[Records contained in a dataset]
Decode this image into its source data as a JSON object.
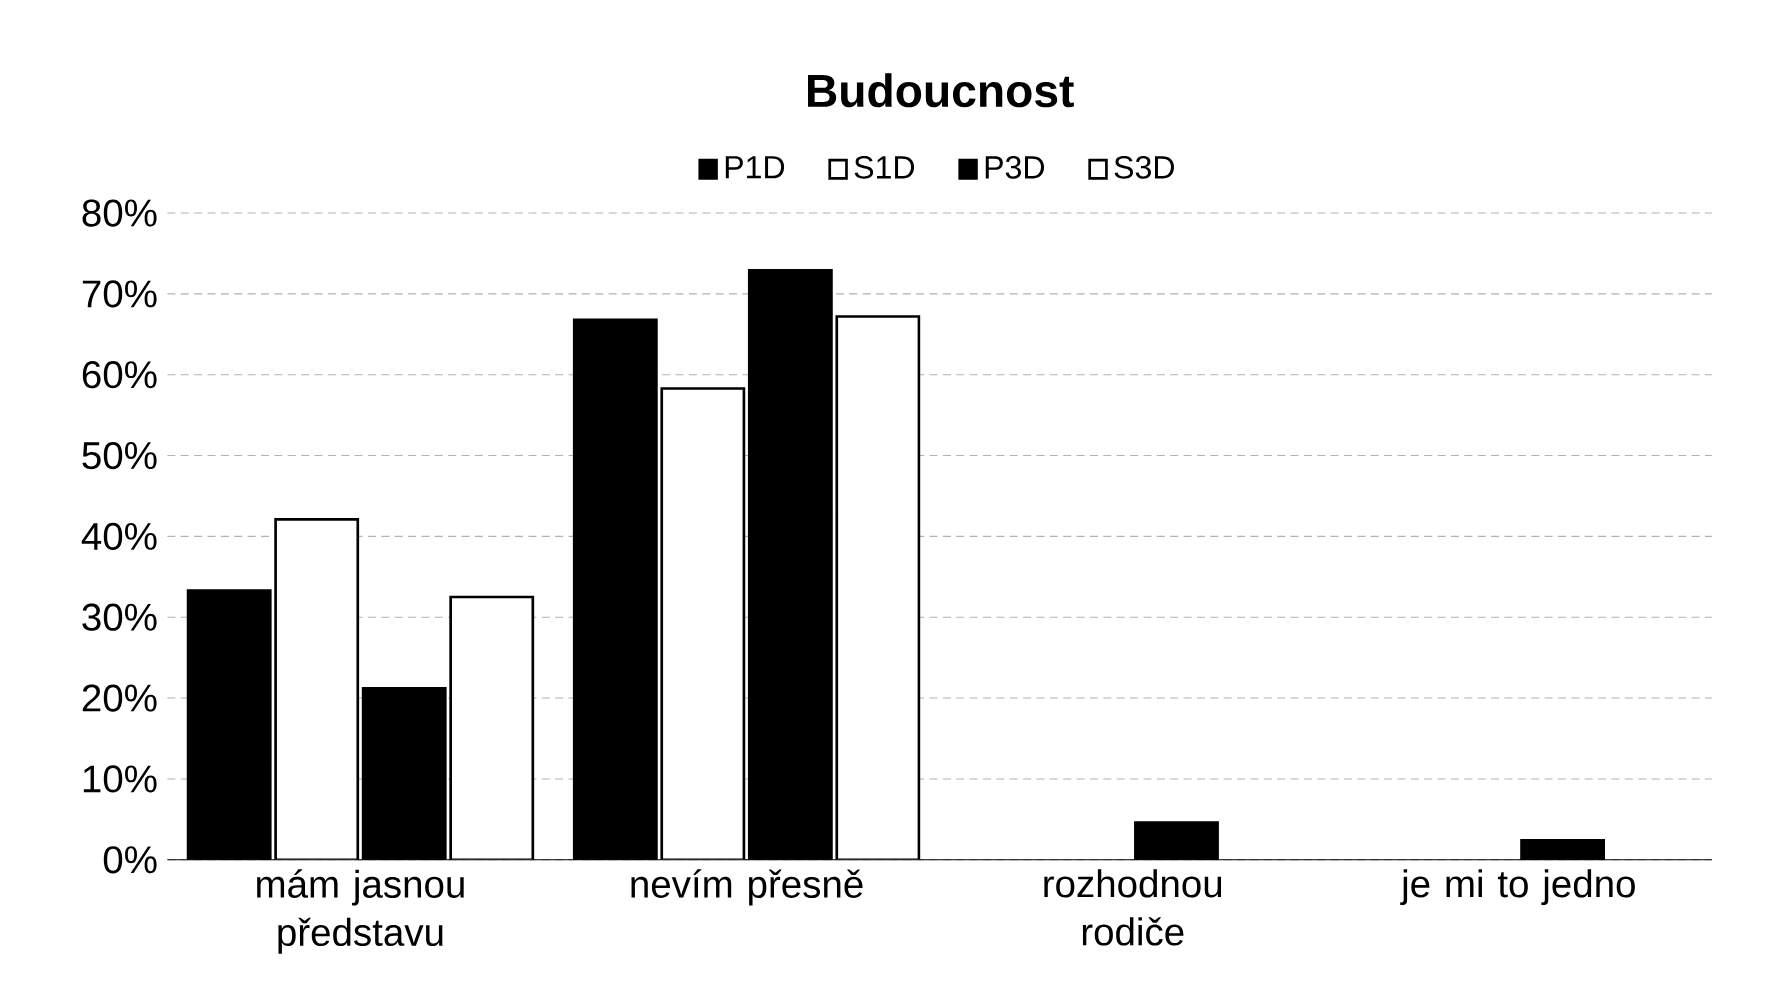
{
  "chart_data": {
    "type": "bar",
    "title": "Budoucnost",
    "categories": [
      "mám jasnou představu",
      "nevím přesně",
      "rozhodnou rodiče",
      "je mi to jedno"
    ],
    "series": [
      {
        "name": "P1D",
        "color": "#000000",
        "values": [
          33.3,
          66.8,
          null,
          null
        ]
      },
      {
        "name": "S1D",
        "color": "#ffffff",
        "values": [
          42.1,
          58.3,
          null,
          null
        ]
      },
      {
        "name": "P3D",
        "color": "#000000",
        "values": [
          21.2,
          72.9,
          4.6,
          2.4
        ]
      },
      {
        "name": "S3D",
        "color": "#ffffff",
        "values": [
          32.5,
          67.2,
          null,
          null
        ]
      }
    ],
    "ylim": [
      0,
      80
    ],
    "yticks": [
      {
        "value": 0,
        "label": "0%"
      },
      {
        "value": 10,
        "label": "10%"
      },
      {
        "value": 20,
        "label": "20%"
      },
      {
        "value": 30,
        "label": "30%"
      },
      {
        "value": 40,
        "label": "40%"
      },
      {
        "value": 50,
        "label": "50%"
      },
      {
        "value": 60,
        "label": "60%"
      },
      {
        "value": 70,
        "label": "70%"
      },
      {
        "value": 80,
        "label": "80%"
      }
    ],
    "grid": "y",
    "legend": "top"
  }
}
---
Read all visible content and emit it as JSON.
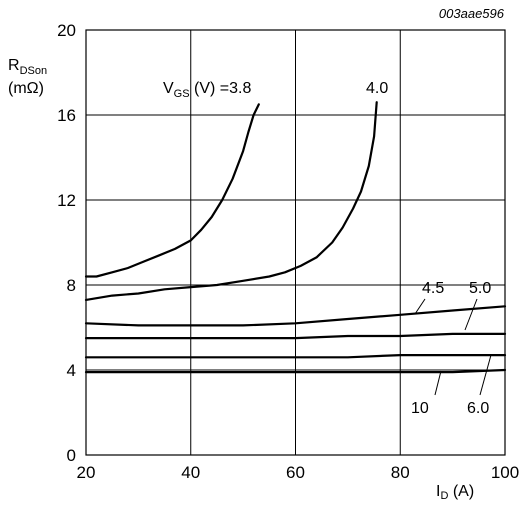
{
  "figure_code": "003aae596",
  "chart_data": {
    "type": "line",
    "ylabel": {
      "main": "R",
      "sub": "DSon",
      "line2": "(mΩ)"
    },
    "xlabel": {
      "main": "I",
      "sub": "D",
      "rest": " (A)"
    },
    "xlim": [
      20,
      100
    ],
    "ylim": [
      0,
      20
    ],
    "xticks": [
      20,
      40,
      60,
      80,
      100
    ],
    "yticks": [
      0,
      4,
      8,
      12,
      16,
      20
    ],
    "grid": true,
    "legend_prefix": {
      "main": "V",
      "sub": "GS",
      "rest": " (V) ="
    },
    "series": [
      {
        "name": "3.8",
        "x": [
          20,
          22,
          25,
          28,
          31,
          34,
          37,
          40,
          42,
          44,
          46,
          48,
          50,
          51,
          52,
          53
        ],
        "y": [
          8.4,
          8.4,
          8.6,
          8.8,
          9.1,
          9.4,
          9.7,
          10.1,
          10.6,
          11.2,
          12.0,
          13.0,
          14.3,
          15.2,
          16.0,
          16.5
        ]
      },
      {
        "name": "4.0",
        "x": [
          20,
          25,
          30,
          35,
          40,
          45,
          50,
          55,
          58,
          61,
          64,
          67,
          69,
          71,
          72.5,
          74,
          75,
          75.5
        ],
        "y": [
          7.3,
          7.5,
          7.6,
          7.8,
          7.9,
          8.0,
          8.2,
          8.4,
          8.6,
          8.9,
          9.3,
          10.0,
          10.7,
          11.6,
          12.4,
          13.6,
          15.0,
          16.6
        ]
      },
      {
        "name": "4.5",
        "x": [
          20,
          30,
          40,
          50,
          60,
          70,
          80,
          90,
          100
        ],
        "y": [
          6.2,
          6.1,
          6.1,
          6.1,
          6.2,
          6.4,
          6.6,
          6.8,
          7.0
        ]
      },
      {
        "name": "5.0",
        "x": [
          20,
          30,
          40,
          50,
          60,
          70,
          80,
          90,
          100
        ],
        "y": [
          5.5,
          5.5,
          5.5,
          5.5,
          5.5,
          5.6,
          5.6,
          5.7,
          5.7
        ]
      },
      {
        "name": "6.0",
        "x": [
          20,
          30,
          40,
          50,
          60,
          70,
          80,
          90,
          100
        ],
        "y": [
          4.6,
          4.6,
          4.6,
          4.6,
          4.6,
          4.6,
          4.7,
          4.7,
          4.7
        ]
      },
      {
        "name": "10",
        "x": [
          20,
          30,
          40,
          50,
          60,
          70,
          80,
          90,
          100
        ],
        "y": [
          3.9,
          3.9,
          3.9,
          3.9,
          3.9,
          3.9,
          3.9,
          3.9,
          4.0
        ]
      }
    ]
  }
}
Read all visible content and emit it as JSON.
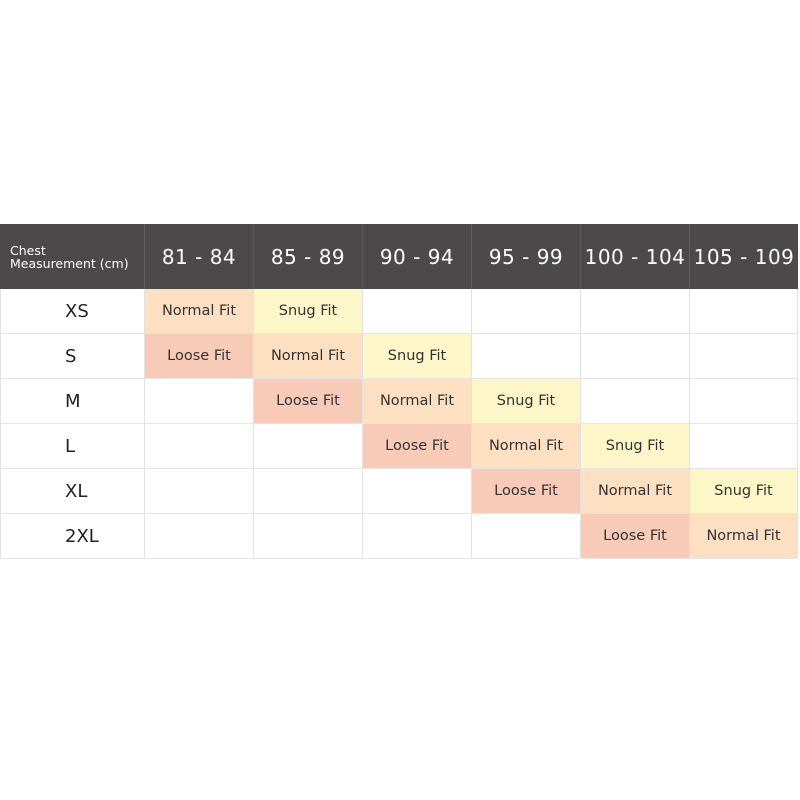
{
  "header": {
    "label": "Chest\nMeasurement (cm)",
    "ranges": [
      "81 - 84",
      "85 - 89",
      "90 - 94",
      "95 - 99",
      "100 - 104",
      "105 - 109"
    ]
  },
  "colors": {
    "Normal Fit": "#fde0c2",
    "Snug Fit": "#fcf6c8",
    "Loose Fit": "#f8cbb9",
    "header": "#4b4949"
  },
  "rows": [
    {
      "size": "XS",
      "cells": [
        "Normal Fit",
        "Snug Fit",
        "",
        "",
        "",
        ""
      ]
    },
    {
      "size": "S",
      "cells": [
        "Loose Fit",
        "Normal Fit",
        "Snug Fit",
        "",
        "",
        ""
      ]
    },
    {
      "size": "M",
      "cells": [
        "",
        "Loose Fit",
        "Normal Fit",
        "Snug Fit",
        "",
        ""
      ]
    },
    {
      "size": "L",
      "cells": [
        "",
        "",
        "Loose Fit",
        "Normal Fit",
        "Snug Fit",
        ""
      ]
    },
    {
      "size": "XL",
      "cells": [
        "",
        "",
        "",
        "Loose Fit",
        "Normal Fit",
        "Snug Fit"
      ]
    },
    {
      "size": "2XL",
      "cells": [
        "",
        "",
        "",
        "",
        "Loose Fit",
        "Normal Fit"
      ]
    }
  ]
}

Instructions to follow:
In the entries above, identify each line that includes the string "size", then copy it.

The result:
      "size": "XS",
      "size": "S",
      "size": "M",
      "size": "L",
      "size": "XL",
      "size": "2XL",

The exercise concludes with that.